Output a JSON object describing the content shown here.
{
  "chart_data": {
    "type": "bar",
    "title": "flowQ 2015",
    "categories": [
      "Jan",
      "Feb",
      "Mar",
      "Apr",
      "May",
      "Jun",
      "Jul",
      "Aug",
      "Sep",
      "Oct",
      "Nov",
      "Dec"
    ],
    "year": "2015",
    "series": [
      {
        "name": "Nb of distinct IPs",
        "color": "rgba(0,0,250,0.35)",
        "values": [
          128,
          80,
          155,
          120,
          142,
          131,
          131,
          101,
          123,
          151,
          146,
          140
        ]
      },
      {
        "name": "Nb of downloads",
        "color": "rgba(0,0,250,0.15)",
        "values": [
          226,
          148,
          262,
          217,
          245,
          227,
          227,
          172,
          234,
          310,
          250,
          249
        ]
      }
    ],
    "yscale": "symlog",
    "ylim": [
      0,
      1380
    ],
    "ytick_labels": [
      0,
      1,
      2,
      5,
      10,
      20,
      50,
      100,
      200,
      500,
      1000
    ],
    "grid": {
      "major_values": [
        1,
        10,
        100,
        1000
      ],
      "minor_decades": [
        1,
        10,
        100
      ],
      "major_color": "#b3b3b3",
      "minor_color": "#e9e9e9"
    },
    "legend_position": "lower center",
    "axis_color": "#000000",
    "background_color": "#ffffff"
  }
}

==============================

Instructions to follow: Each record must be repeated exactly as it is.

Reply to the exercise:
Output a JSON object describing the content shown here.
{
  "chart_data": {
    "type": "bar",
    "title": "flowQ 2015",
    "categories": [
      "Jan",
      "Feb",
      "Mar",
      "Apr",
      "May",
      "Jun",
      "Jul",
      "Aug",
      "Sep",
      "Oct",
      "Nov",
      "Dec"
    ],
    "year": "2015",
    "series": [
      {
        "name": "Nb of distinct IPs",
        "color": "rgba(0,0,250,0.35)",
        "values": [
          128,
          80,
          155,
          120,
          142,
          131,
          131,
          101,
          123,
          151,
          146,
          140
        ]
      },
      {
        "name": "Nb of downloads",
        "color": "rgba(0,0,250,0.15)",
        "values": [
          226,
          148,
          262,
          217,
          245,
          227,
          227,
          172,
          234,
          310,
          250,
          249
        ]
      }
    ],
    "yscale": "symlog",
    "ylim": [
      0,
      1380
    ],
    "ytick_labels": [
      0,
      1,
      2,
      5,
      10,
      20,
      50,
      100,
      200,
      500,
      1000
    ],
    "grid": {
      "major_values": [
        1,
        10,
        100,
        1000
      ],
      "minor_decades": [
        1,
        10,
        100
      ],
      "major_color": "#b3b3b3",
      "minor_color": "#e9e9e9"
    },
    "legend_position": "lower center",
    "axis_color": "#000000",
    "background_color": "#ffffff"
  }
}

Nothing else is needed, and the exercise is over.